**Task goal**: All of the material below is to be retyped exactly.

**Dataset rows**:
━━━━━━━━
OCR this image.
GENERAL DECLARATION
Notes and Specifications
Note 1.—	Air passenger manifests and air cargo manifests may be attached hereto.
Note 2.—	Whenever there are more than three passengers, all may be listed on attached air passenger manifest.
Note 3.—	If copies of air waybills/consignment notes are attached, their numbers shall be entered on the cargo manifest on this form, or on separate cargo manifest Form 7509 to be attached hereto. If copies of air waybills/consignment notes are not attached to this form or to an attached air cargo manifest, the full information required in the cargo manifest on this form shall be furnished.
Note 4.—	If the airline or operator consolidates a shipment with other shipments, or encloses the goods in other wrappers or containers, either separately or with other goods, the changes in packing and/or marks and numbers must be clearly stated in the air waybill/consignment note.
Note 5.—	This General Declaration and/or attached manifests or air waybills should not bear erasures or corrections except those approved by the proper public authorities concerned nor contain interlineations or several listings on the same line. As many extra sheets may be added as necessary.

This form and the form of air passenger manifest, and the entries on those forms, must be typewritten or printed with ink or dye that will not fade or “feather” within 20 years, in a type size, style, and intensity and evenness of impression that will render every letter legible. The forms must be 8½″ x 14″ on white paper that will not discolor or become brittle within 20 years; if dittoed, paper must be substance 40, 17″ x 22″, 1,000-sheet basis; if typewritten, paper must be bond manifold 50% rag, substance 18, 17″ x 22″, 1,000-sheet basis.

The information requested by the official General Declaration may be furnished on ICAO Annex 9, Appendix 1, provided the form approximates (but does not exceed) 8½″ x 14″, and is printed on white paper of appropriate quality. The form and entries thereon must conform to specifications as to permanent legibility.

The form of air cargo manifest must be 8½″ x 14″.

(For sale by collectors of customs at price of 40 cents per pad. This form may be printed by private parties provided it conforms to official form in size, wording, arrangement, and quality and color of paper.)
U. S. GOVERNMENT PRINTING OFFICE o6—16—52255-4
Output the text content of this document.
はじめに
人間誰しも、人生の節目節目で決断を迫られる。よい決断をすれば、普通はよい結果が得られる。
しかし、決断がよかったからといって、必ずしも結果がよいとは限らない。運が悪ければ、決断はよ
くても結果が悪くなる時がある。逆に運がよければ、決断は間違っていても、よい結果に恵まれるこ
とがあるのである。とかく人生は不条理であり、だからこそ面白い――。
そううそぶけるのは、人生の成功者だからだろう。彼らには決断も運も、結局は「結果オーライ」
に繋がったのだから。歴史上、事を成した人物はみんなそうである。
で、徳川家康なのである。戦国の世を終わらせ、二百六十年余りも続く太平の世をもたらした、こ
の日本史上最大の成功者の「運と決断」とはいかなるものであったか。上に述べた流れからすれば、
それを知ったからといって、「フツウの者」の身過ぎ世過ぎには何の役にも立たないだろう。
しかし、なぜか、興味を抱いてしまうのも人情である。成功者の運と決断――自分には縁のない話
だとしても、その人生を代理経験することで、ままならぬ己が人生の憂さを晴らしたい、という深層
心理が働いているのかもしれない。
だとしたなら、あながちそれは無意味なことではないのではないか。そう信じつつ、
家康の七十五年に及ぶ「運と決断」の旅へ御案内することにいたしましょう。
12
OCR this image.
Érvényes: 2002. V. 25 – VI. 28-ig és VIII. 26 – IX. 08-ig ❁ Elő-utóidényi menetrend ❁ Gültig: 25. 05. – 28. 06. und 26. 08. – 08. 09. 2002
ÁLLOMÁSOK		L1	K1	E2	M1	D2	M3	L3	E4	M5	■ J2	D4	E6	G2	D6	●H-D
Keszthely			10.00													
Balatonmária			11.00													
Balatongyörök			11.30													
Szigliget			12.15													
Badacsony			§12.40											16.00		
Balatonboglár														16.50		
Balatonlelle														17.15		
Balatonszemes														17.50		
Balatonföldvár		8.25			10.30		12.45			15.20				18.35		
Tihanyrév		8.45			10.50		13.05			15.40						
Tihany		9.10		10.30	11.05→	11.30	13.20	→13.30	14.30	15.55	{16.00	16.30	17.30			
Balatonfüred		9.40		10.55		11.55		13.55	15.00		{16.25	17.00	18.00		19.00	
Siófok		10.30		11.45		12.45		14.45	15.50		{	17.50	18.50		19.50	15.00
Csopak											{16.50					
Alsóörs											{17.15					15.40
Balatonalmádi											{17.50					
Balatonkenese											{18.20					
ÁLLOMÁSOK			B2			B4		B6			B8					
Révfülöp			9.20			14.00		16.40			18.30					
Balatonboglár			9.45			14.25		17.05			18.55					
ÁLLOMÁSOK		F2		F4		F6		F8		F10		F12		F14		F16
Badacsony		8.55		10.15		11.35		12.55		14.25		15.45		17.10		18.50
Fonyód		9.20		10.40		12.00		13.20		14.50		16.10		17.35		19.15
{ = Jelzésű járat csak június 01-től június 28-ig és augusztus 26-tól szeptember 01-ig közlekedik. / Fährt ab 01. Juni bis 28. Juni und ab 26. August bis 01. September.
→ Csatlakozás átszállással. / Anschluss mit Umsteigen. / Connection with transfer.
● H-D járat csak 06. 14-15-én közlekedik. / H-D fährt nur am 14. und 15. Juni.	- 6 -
━━━━━━━━
**Written solution**:
OCR this image.
GENERAL DECLARATION
Notes and Specifications
Note 1.—	Air passenger manifests and air cargo manifests may be attached hereto.
Note 2.—	Whenever there are more than three passengers, all may be listed on attached air passenger manifest.
Note 3.—	If copies of air waybills/consignment notes are attached, their numbers shall be entered on the cargo manifest on this form, or on separate cargo manifest Form 7509 to be attached hereto. If copies of air waybills/consignment notes are not attached to this form or to an attached air cargo manifest, the full information required in the cargo manifest on this form shall be furnished.
Note 4.—	If the airline or operator consolidates a shipment with other shipments, or encloses the goods in other wrappers or containers, either separately or with other goods, the changes in packing and/or marks and numbers must be clearly stated in the air waybill/consignment note.
Note 5.—	This General Declaration and/or attached manifests or air waybills should not bear erasures or corrections except those approved by the proper public authorities concerned nor contain interlineations or several listings on the same line. As many extra sheets may be added as necessary.

This form and the form of air passenger manifest, and the entries on those forms, must be typewritten or printed with ink or dye that will not fade or “feather” within 20 years, in a type size, style, and intensity and evenness of impression that will render every letter legible. The forms must be 8½″ x 14″ on white paper that will not discolor or become brittle within 20 years; if dittoed, paper must be substance 40, 17″ x 22″, 1,000-sheet basis; if typewritten, paper must be bond manifold 50% rag, substance 18, 17″ x 22″, 1,000-sheet basis.

The information requested by the official General Declaration may be furnished on ICAO Annex 9, Appendix 1, provided the form approximates (but does not exceed) 8½″ x 14″, and is printed on white paper of appropriate quality. The form and entries thereon must conform to specifications as to permanent legibility.

The form of air cargo manifest must be 8½″ x 14″.

(For sale by collectors of customs at price of 40 cents per pad. This form may be printed by private parties provided it conforms to official form in size, wording, arrangement, and quality and color of paper.)
U. S. GOVERNMENT PRINTING OFFICE o6—16—52255-4
Output the text content of this document.
はじめに
人間誰しも、人生の節目節目で決断を迫られる。よい決断をすれば、普通はよい結果が得られる。
しかし、決断がよかったからといって、必ずしも結果がよいとは限らない。運が悪ければ、決断はよ
くても結果が悪くなる時がある。逆に運がよければ、決断は間違っていても、よい結果に恵まれるこ
とがあるのである。とかく人生は不条理であり、だからこそ面白い――。
そううそぶけるのは、人生の成功者だからだろう。彼らには決断も運も、結局は「結果オーライ」
に繋がったのだから。歴史上、事を成した人物はみんなそうである。
で、徳川家康なのである。戦国の世を終わらせ、二百六十年余りも続く太平の世をもたらした、こ
の日本史上最大の成功者の「運と決断」とはいかなるものであったか。上に述べた流れからすれば、
それを知ったからといって、「フツウの者」の身過ぎ世過ぎには何の役にも立たないだろう。
しかし、なぜか、興味を抱いてしまうのも人情である。成功者の運と決断――自分には縁のない話
だとしても、その人生を代理経験することで、ままならぬ己が人生の憂さを晴らしたい、という深層
心理が働いているのかもしれない。
だとしたなら、あながちそれは無意味なことではないのではないか。そう信じつつ、
家康の七十五年に及ぶ「運と決断」の旅へ御案内することにいたしましょう。
12
OCR this image.
Érvényes: 2002. V. 25 – VI. 28-ig és VIII. 26 – IX. 08-ig ❁ Elő-utóidényi menetrend ❁ Gültig: 25. 05. – 28. 06. und 26. 08. – 08. 09. 2002
ÁLLOMÁSOK		L1	K1	E2	M1	D2	M3	L3	E4	M5	■ J2	D4	E6	G2	D6	●H-D
Keszthely			10.00													
Balatonmária			11.00													
Balatongyörök			11.30													
Szigliget			12.15													
Badacsony			§12.40											16.00		
Balatonboglár														16.50		
Balatonlelle														17.15		
Balatonszemes														17.50		
Balatonföldvár		8.25			10.30		12.45			15.20				18.35		
Tihanyrév		8.45			10.50		13.05			15.40						
Tihany		9.10		10.30	11.05→	11.30	13.20	→13.30	14.30	15.55	{16.00	16.30	17.30			
Balatonfüred		9.40		10.55		11.55		13.55	15.00		{16.25	17.00	18.00		19.00	
Siófok		10.30		11.45		12.45		14.45	15.50		{	17.50	18.50		19.50	15.00
Csopak											{16.50					
Alsóörs											{17.15					15.40
Balatonalmádi											{17.50					
Balatonkenese											{18.20					
ÁLLOMÁSOK			B2			B4		B6			B8					
Révfülöp			9.20			14.00		16.40			18.30					
Balatonboglár			9.45			14.25		17.05			18.55					
ÁLLOMÁSOK		F2		F4		F6		F8		F10		F12		F14		F16
Badacsony		8.55		10.15		11.35		12.55		14.25		15.45		17.10		18.50
Fonyód		9.20		10.40		12.00		13.20		14.50		16.10		17.35		19.15
{ = Jelzésű járat csak június 01-től június 28-ig és augusztus 26-tól szeptember 01-ig közlekedik. / Fährt ab 01. Juni bis 28. Juni und ab 26. August bis 01. September.
→ Csatlakozás átszállással. / Anschluss mit Umsteigen. / Connection with transfer.
● H-D járat csak 06. 14-15-én közlekedik. / H-D fährt nur am 14. und 15. Juni.	- 6 -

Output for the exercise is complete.